--- Begin EXTRACTED ENTRIES ---

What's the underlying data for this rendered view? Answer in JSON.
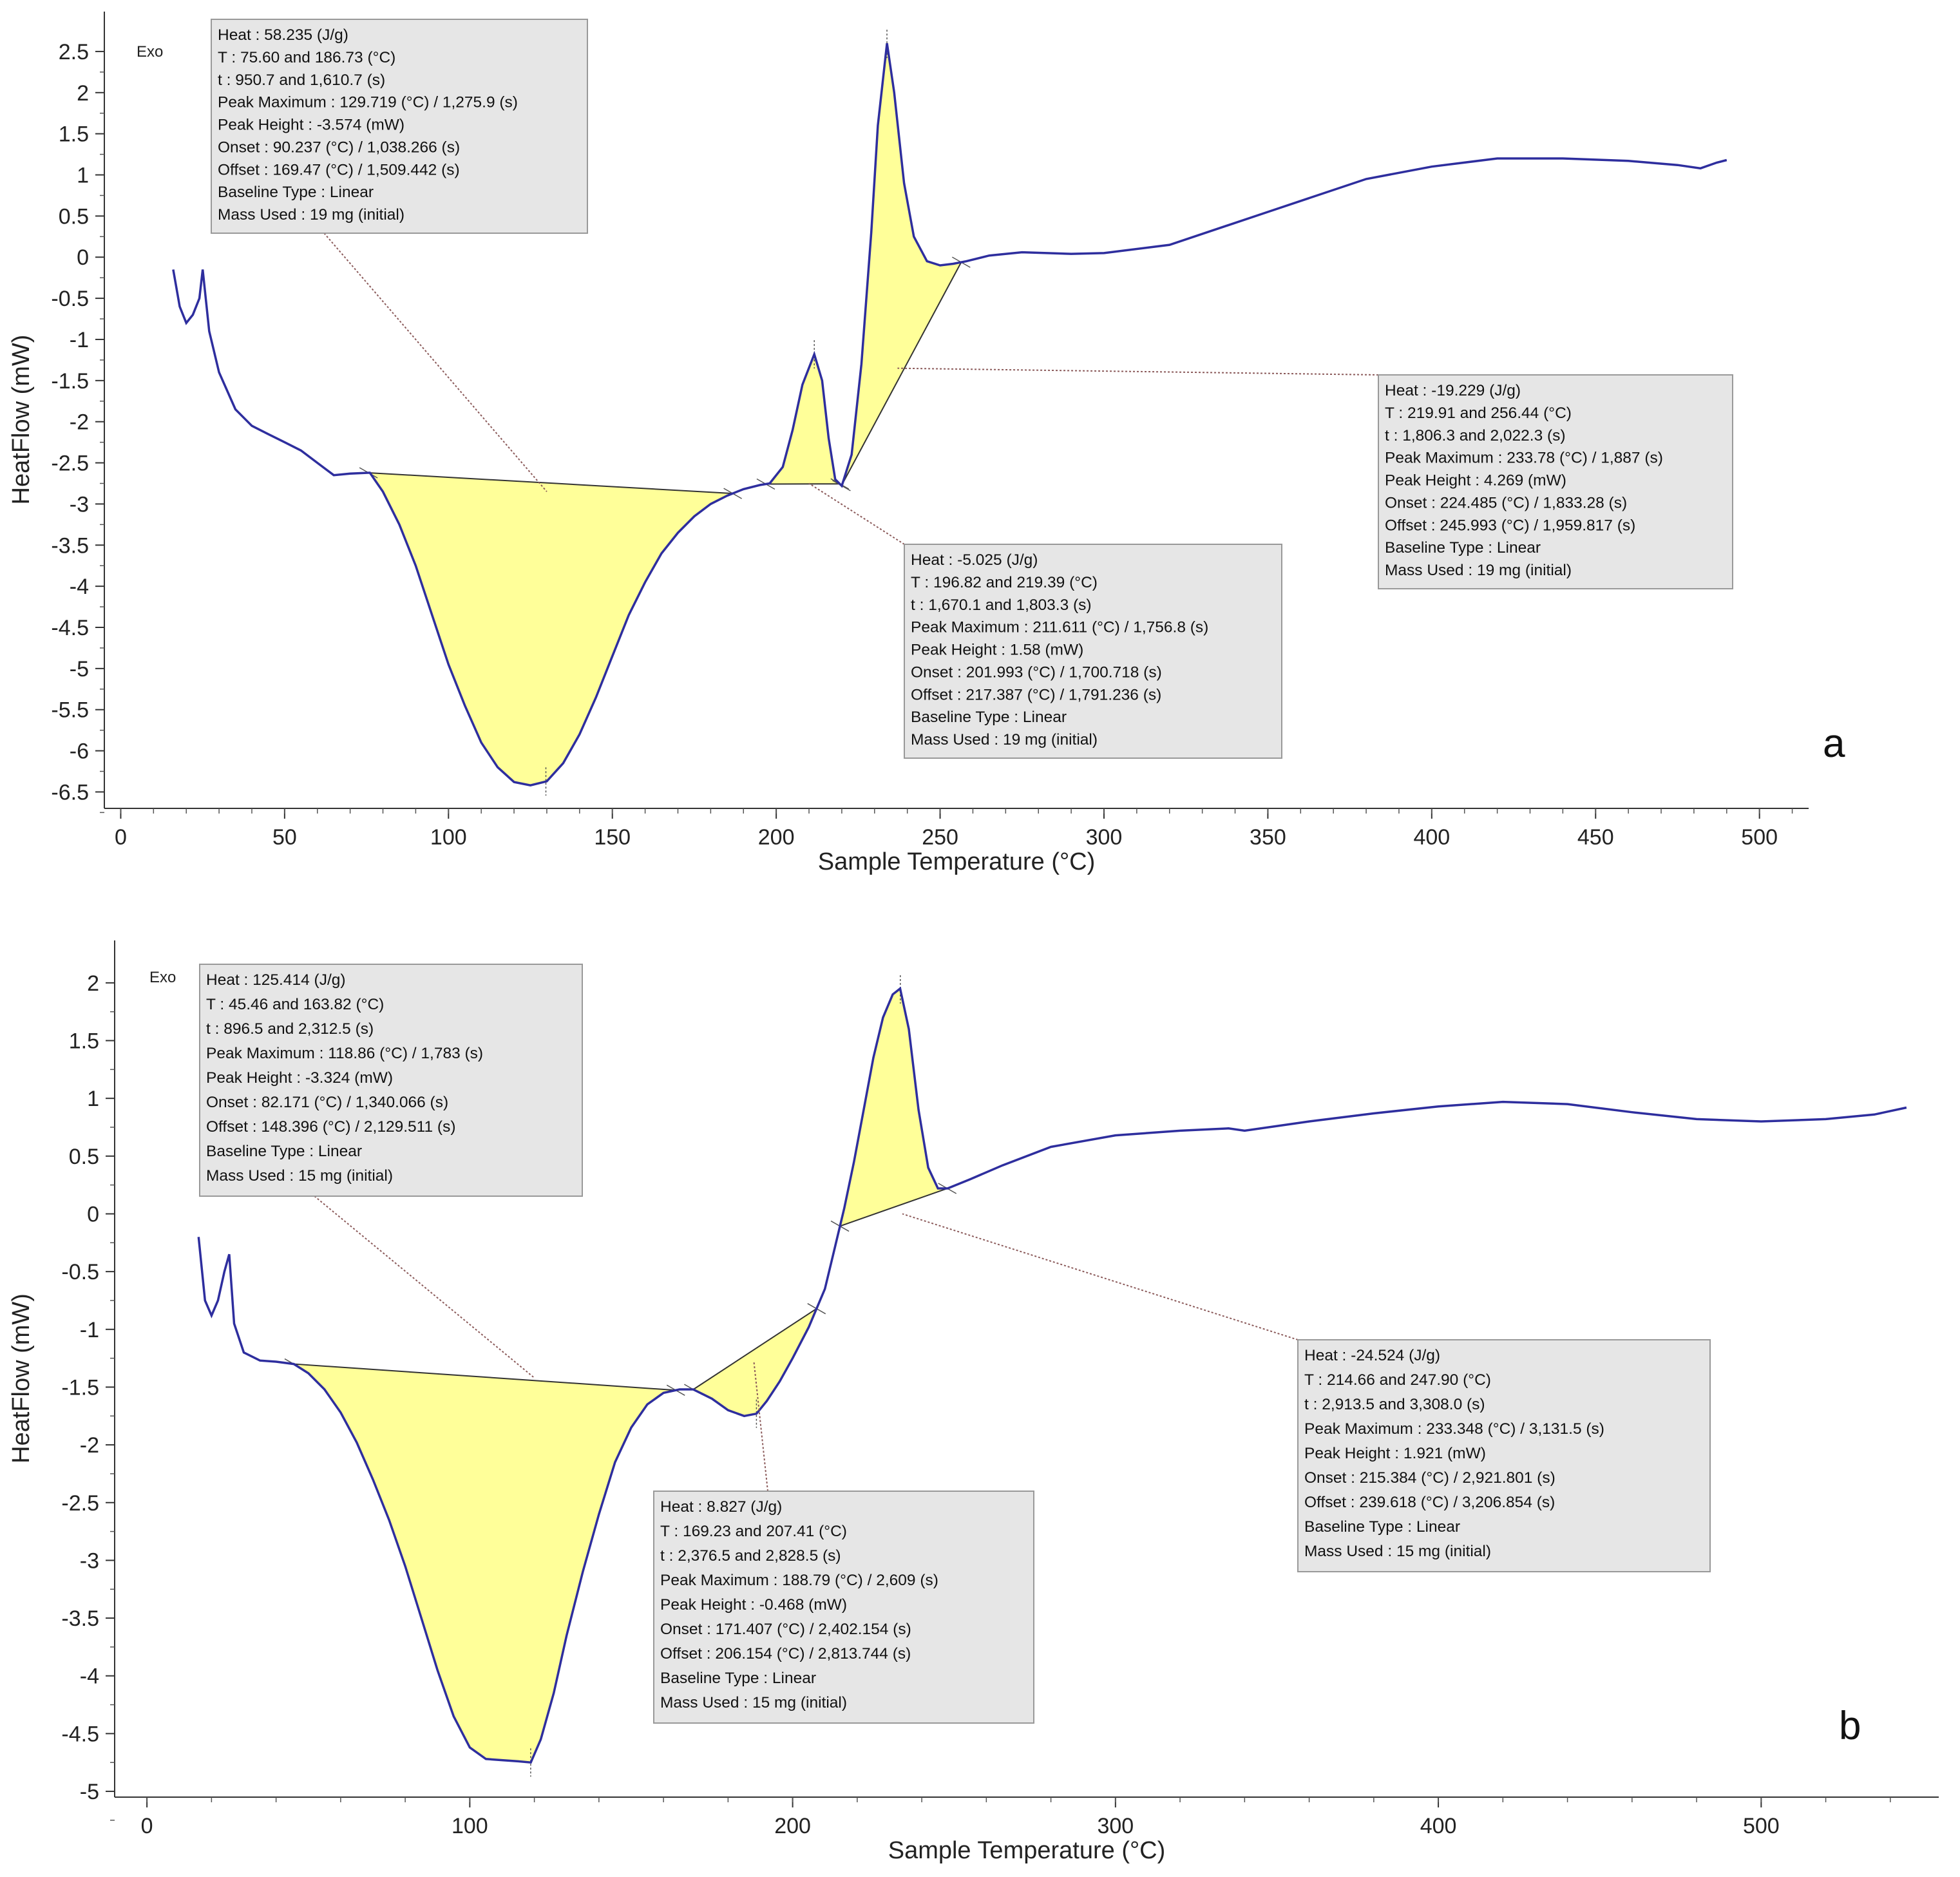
{
  "chart_data": [
    {
      "panel": "a",
      "type": "line",
      "xlabel": "Sample Temperature (°C)",
      "ylabel": "HeatFlow (mW)",
      "exo_label": "Exo",
      "xlim": [
        -5,
        515
      ],
      "ylim": [
        -6.7,
        2.75
      ],
      "x_ticks": [
        0,
        50,
        100,
        150,
        200,
        250,
        300,
        350,
        400,
        450,
        500
      ],
      "y_ticks": [
        2.5,
        2,
        1.5,
        1,
        0.5,
        0,
        -0.5,
        -1,
        -1.5,
        -2,
        -2.5,
        -3,
        -3.5,
        -4,
        -4.5,
        -5,
        -5.5,
        -6,
        -6.5
      ],
      "line_color": "#2e2e9e",
      "fill_color": "#ffff99",
      "series": [
        {
          "name": "HeatFlow",
          "x": [
            16,
            18,
            20,
            22,
            24,
            25,
            27,
            30,
            35,
            40,
            45,
            50,
            55,
            60,
            65,
            70,
            76,
            80,
            85,
            90,
            95,
            100,
            105,
            110,
            115,
            120,
            125,
            130,
            135,
            140,
            145,
            150,
            155,
            160,
            165,
            170,
            175,
            180,
            185,
            190,
            195,
            198,
            202,
            205,
            208,
            211.6,
            214,
            216,
            218,
            220,
            223,
            226,
            229,
            231,
            233.8,
            236,
            239,
            242,
            246,
            250,
            254,
            258,
            265,
            275,
            290,
            300,
            320,
            350,
            380,
            400,
            420,
            440,
            460,
            475,
            482,
            487,
            490
          ],
          "y": [
            -0.15,
            -0.6,
            -0.8,
            -0.7,
            -0.5,
            -0.15,
            -0.9,
            -1.4,
            -1.85,
            -2.05,
            -2.15,
            -2.25,
            -2.35,
            -2.5,
            -2.65,
            -2.63,
            -2.62,
            -2.85,
            -3.25,
            -3.75,
            -4.35,
            -4.95,
            -5.45,
            -5.9,
            -6.2,
            -6.38,
            -6.42,
            -6.37,
            -6.15,
            -5.8,
            -5.35,
            -4.85,
            -4.35,
            -3.95,
            -3.6,
            -3.35,
            -3.15,
            -3.0,
            -2.9,
            -2.82,
            -2.77,
            -2.75,
            -2.55,
            -2.1,
            -1.55,
            -1.18,
            -1.5,
            -2.2,
            -2.7,
            -2.78,
            -2.4,
            -1.3,
            0.3,
            1.6,
            2.6,
            2.0,
            0.9,
            0.25,
            -0.05,
            -0.1,
            -0.08,
            -0.05,
            0.02,
            0.06,
            0.04,
            0.05,
            0.15,
            0.55,
            0.95,
            1.1,
            1.2,
            1.2,
            1.17,
            1.12,
            1.08,
            1.15,
            1.18
          ]
        }
      ],
      "peaks": [
        {
          "range": [
            75.6,
            186.73
          ],
          "peak": 129.719,
          "label_x": 130,
          "label_y": -2.85
        },
        {
          "range": [
            196.82,
            219.39
          ],
          "peak": 211.611,
          "label_x": 210,
          "label_y": -2.75
        },
        {
          "range": [
            219.91,
            256.44
          ],
          "peak": 233.78,
          "label_x": 237,
          "label_y": -1.35
        }
      ],
      "annotations": [
        {
          "lines": [
            "Heat :  58.235 (J/g)",
            "T :  75.60 and 186.73 (°C)",
            "t :  950.7 and 1,610.7 (s)",
            "Peak Maximum :  129.719 (°C) / 1,275.9 (s)",
            "Peak Height :  -3.574 (mW)",
            "Onset :  90.237 (°C) / 1,038.266 (s)",
            "Offset :  169.47 (°C) / 1,509.442 (s)",
            "Baseline Type :  Linear",
            "Mass Used :  19 mg (initial)"
          ]
        },
        {
          "lines": [
            "Heat :  -5.025 (J/g)",
            "T :  196.82 and 219.39 (°C)",
            "t :  1,670.1 and 1,803.3 (s)",
            "Peak Maximum :  211.611 (°C) / 1,756.8 (s)",
            "Peak Height :  1.58 (mW)",
            "Onset :  201.993 (°C) / 1,700.718 (s)",
            "Offset :  217.387 (°C) / 1,791.236 (s)",
            "Baseline Type :  Linear",
            "Mass Used :  19 mg (initial)"
          ]
        },
        {
          "lines": [
            "Heat :  -19.229 (J/g)",
            "T :  219.91 and 256.44 (°C)",
            "t :  1,806.3 and 2,022.3 (s)",
            "Peak Maximum :  233.78 (°C) / 1,887 (s)",
            "Peak Height :  4.269 (mW)",
            "Onset :  224.485 (°C) / 1,833.28 (s)",
            "Offset :  245.993 (°C) / 1,959.817 (s)",
            "Baseline Type :  Linear",
            "Mass Used :  19 mg (initial)"
          ]
        }
      ]
    },
    {
      "panel": "b",
      "type": "line",
      "xlabel": "Sample Temperature (°C)",
      "ylabel": "HeatFlow (mW)",
      "exo_label": "Exo",
      "xlim": [
        -10,
        555
      ],
      "ylim": [
        -5.05,
        2.2
      ],
      "x_ticks": [
        0,
        100,
        200,
        300,
        400,
        500
      ],
      "y_ticks": [
        2,
        1.5,
        1,
        0.5,
        0,
        -0.5,
        -1,
        -1.5,
        -2,
        -2.5,
        -3,
        -3.5,
        -4,
        -4.5,
        -5
      ],
      "line_color": "#2e2e9e",
      "fill_color": "#ffff99",
      "series": [
        {
          "name": "HeatFlow",
          "x": [
            16,
            18,
            20,
            22,
            24,
            25.5,
            27,
            30,
            35,
            40,
            45.5,
            50,
            55,
            60,
            65,
            70,
            75,
            80,
            85,
            90,
            95,
            100,
            105,
            110,
            115,
            118.9,
            122,
            126,
            130,
            135,
            140,
            145,
            150,
            155,
            160,
            165,
            169.2,
            175,
            180,
            185,
            188.8,
            192,
            196,
            200,
            205,
            210,
            213,
            216,
            219,
            222,
            225,
            228,
            231,
            233.3,
            236,
            239,
            242,
            245,
            248,
            255,
            265,
            280,
            300,
            320,
            335,
            340,
            360,
            380,
            400,
            420,
            440,
            460,
            480,
            500,
            520,
            535,
            545
          ],
          "y": [
            -0.2,
            -0.75,
            -0.88,
            -0.75,
            -0.5,
            -0.35,
            -0.95,
            -1.2,
            -1.27,
            -1.28,
            -1.3,
            -1.38,
            -1.52,
            -1.72,
            -1.98,
            -2.3,
            -2.65,
            -3.05,
            -3.5,
            -3.95,
            -4.35,
            -4.62,
            -4.72,
            -4.73,
            -4.74,
            -4.75,
            -4.55,
            -4.15,
            -3.65,
            -3.1,
            -2.6,
            -2.15,
            -1.85,
            -1.65,
            -1.55,
            -1.52,
            -1.52,
            -1.6,
            -1.7,
            -1.75,
            -1.73,
            -1.62,
            -1.45,
            -1.25,
            -0.98,
            -0.65,
            -0.3,
            0.05,
            0.45,
            0.9,
            1.35,
            1.7,
            1.9,
            1.95,
            1.6,
            0.9,
            0.4,
            0.22,
            0.22,
            0.3,
            0.42,
            0.58,
            0.68,
            0.72,
            0.74,
            0.72,
            0.8,
            0.87,
            0.93,
            0.97,
            0.95,
            0.88,
            0.82,
            0.8,
            0.82,
            0.86,
            0.92
          ]
        }
      ],
      "peaks": [
        {
          "range": [
            45.46,
            163.82
          ],
          "peak": 118.86,
          "label_x": 120,
          "label_y": -1.42
        },
        {
          "range": [
            169.23,
            207.41
          ],
          "peak": 188.79,
          "label_x": 188,
          "label_y": -1.28
        },
        {
          "range": [
            214.66,
            247.9
          ],
          "peak": 233.348,
          "label_x": 234,
          "label_y": 0.0
        }
      ],
      "annotations": [
        {
          "lines": [
            "Heat :  125.414 (J/g)",
            "T :  45.46 and 163.82 (°C)",
            "t :  896.5 and 2,312.5 (s)",
            "Peak Maximum :  118.86 (°C) / 1,783 (s)",
            "Peak Height :  -3.324 (mW)",
            "Onset :  82.171 (°C) / 1,340.066 (s)",
            "Offset :  148.396 (°C) / 2,129.511 (s)",
            "Baseline Type :  Linear",
            "Mass Used :  15 mg (initial)"
          ]
        },
        {
          "lines": [
            "Heat :  8.827 (J/g)",
            "T :  169.23 and 207.41 (°C)",
            "t :  2,376.5 and 2,828.5 (s)",
            "Peak Maximum :  188.79 (°C) / 2,609 (s)",
            "Peak Height :  -0.468 (mW)",
            "Onset :  171.407 (°C) / 2,402.154 (s)",
            "Offset :  206.154 (°C) / 2,813.744 (s)",
            "Baseline Type :  Linear",
            "Mass Used :  15 mg (initial)"
          ]
        },
        {
          "lines": [
            "Heat :  -24.524 (J/g)",
            "T :  214.66 and 247.90 (°C)",
            "t :  2,913.5 and 3,308.0 (s)",
            "Peak Maximum :  233.348 (°C) / 3,131.5 (s)",
            "Peak Height :  1.921 (mW)",
            "Onset :  215.384 (°C) / 2,921.801 (s)",
            "Offset :  239.618 (°C) / 3,206.854 (s)",
            "Baseline Type :  Linear",
            "Mass Used :  15 mg (initial)"
          ]
        }
      ]
    }
  ]
}
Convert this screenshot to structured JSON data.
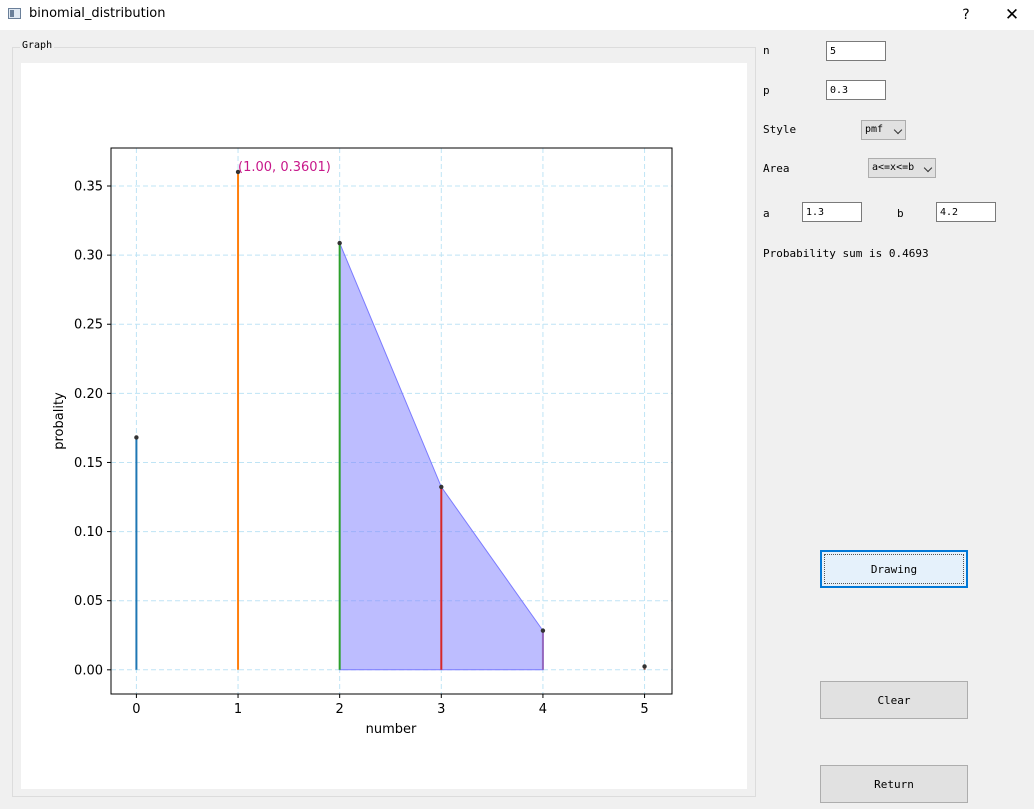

--- End EXTRACTED ENTRIES ---

> [GIVEN REQUEST]: Copy out each line of the data where the string "Offset" appears.

> [OUTPUT FOR THIS TASK]:
            "Offset :  169.47 (°C) / 1,509.442 (s)",
            "Offset :  217.387 (°C) / 1,791.236 (s)",
            "Offset :  245.993 (°C) / 1,959.817 (s)",
            "Offset :  148.396 (°C) / 2,129.511 (s)",
            "Offset :  206.154 (°C) / 2,813.744 (s)",
            "Offset :  239.618 (°C) / 3,206.854 (s)",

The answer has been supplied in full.